#### TASK INPUTS
──────────
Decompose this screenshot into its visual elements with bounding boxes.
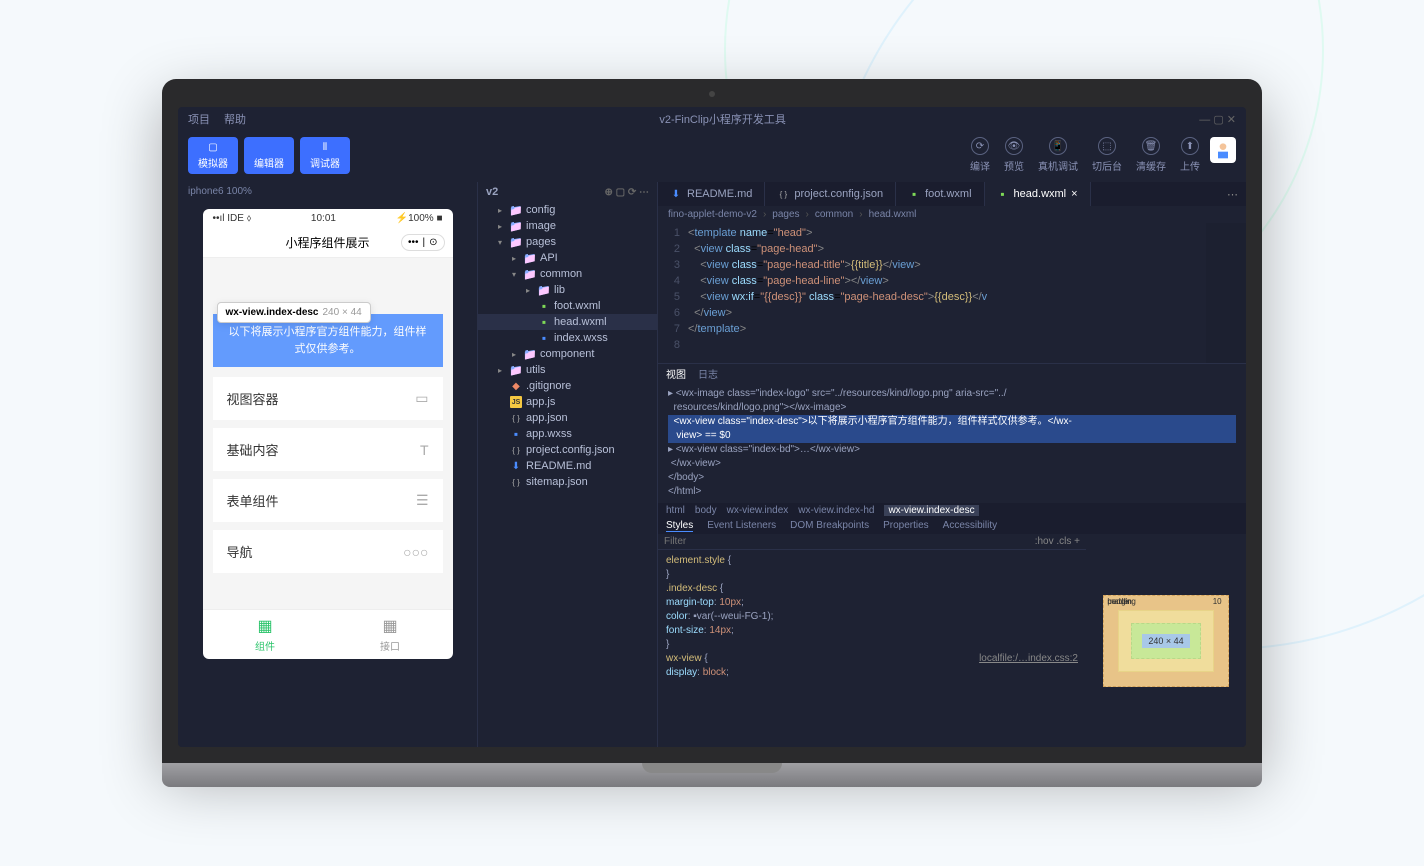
code-editor[interactable]: 12345678 <template name="head"> <view cl… <box>658 223 1246 363</box>
action-清缓存[interactable]: 🗑清缓存 <box>1136 137 1166 173</box>
simulator-pane: iphone6 100% ••ıl IDE ⬨ 10:01 ⚡100% ■ 小程… <box>178 182 478 747</box>
list-item[interactable]: 表单组件☰ <box>213 479 443 522</box>
phone-body[interactable]: wx-view.index-desc240 × 44 以下将展示小程序官方组件能… <box>203 258 453 609</box>
menubar: 项目 帮助 v2-FinClip小程序开发工具 — ▢ ✕ <box>178 107 1246 131</box>
file-explorer: v2 ⊕ ▢ ⟳ ⋯ ▸config▸image▾pages▸API▾commo… <box>478 182 658 747</box>
tree-common[interactable]: ▾common <box>478 266 657 282</box>
tab-project.config.json[interactable]: project.config.json <box>765 182 896 206</box>
dom-inspector[interactable]: ▸ <wx-image class="index-logo" src="../r… <box>658 383 1246 503</box>
close-icon[interactable]: × <box>1071 188 1077 200</box>
tree-project.config.json[interactable]: project.config.json <box>478 442 657 458</box>
phone-title: 小程序组件展示 <box>285 234 369 251</box>
list-item[interactable]: 导航○○○ <box>213 530 443 573</box>
window-title: v2-FinClip小程序开发工具 <box>260 111 1185 127</box>
tree-app.js[interactable]: JSapp.js <box>478 394 657 410</box>
explorer-actions[interactable]: ⊕ ▢ ⟳ ⋯ <box>604 187 649 198</box>
avatar[interactable] <box>1210 137 1236 163</box>
toolbar-模拟器[interactable]: ▢模拟器 <box>188 137 238 174</box>
action-切后台[interactable]: ⬚切后台 <box>1092 137 1122 173</box>
tree-image[interactable]: ▸image <box>478 218 657 234</box>
action-编译[interactable]: ⟳编译 <box>970 137 990 173</box>
tree-.gitignore[interactable]: .gitignore <box>478 378 657 394</box>
inspect-tooltip: wx-view.index-desc240 × 44 <box>217 302 371 323</box>
breadcrumb[interactable]: fino-applet-demo-v2›pages›common›head.wx… <box>658 206 1246 223</box>
phone-navbar: 小程序组件展示 •••|⊙ <box>203 228 453 258</box>
toolbar-调试器[interactable]: ⫴调试器 <box>300 137 350 174</box>
action-预览[interactable]: 👁预览 <box>1004 137 1024 173</box>
list-item[interactable]: 基础内容T <box>213 428 443 471</box>
tab-head.wxml[interactable]: head.wxml× <box>985 182 1091 206</box>
devtools-subtabs[interactable]: StylesEvent ListenersDOM BreakpointsProp… <box>658 518 1246 534</box>
tree-foot.wxml[interactable]: foot.wxml <box>478 298 657 314</box>
devtools: 视图日志 ▸ <wx-image class="index-logo" src=… <box>658 363 1246 747</box>
devtools-tabs[interactable]: 视图日志 <box>658 364 1246 383</box>
tree-API[interactable]: ▸API <box>478 250 657 266</box>
minimap[interactable] <box>1206 223 1246 363</box>
tree-lib[interactable]: ▸lib <box>478 282 657 298</box>
action-真机调试[interactable]: 📱真机调试 <box>1038 137 1078 173</box>
styles-filter-opts[interactable]: :hov .cls + <box>1035 536 1080 547</box>
tab-README.md[interactable]: README.md <box>658 182 765 206</box>
menu-project[interactable]: 项目 <box>188 111 210 127</box>
list-item[interactable]: 视图容器▭ <box>213 377 443 420</box>
menu-help[interactable]: 帮助 <box>224 111 246 127</box>
action-上传[interactable]: ⬆上传 <box>1180 137 1200 173</box>
box-model[interactable]: margin 10 border padding 240 × 44 <box>1086 534 1246 747</box>
phone-tab-接口[interactable]: ▦接口 <box>328 610 453 659</box>
tree-sitemap.json[interactable]: sitemap.json <box>478 474 657 490</box>
window-controls[interactable]: — ▢ ✕ <box>1199 113 1236 126</box>
tree-README.md[interactable]: README.md <box>478 458 657 474</box>
toolbar: ▢模拟器编辑器⫴调试器 ⟳编译 👁预览 📱真机调试 ⬚切后台 🗑清缓存 ⬆上传 <box>178 131 1246 182</box>
toolbar-编辑器[interactable]: 编辑器 <box>244 137 294 174</box>
tree-app.json[interactable]: app.json <box>478 410 657 426</box>
phone-tabbar: ▦组件▦接口 <box>203 609 453 659</box>
tab-foot.wxml[interactable]: foot.wxml <box>896 182 984 206</box>
tab-more[interactable]: ⋯ <box>1219 188 1246 201</box>
styles-pane[interactable]: :hov .cls + element.style {}.index-desc … <box>658 534 1086 747</box>
tree-head.wxml[interactable]: head.wxml <box>478 314 657 330</box>
simulator-device[interactable]: iphone6 100% <box>178 182 477 201</box>
tree-component[interactable]: ▸component <box>478 346 657 362</box>
tree-utils[interactable]: ▸utils <box>478 362 657 378</box>
tree-config[interactable]: ▸config <box>478 202 657 218</box>
capsule-menu[interactable]: •••|⊙ <box>401 234 445 251</box>
phone-statusbar: ••ıl IDE ⬨ 10:01 ⚡100% ■ <box>203 209 453 228</box>
explorer-root[interactable]: v2 <box>486 186 498 198</box>
tree-app.wxss[interactable]: app.wxss <box>478 426 657 442</box>
phone-frame: ••ıl IDE ⬨ 10:01 ⚡100% ■ 小程序组件展示 •••|⊙ <box>203 209 453 659</box>
editor-tabs: README.mdproject.config.jsonfoot.wxmlhea… <box>658 182 1246 206</box>
tree-index.wxss[interactable]: index.wxss <box>478 330 657 346</box>
editor-area: README.mdproject.config.jsonfoot.wxmlhea… <box>658 182 1246 747</box>
dom-breadcrumb[interactable]: htmlbodywx-view.indexwx-view.index-hdwx-… <box>658 503 1246 518</box>
tree-pages[interactable]: ▾pages <box>478 234 657 250</box>
phone-tab-组件[interactable]: ▦组件 <box>203 610 328 659</box>
styles-filter-input[interactable] <box>664 536 1035 547</box>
──────────
#### TASK BRIEF
Please state how many rows above contain the string "explorer", treating uppercase and lowercase as different. Reply with the number only.

#### THE ANSWER
3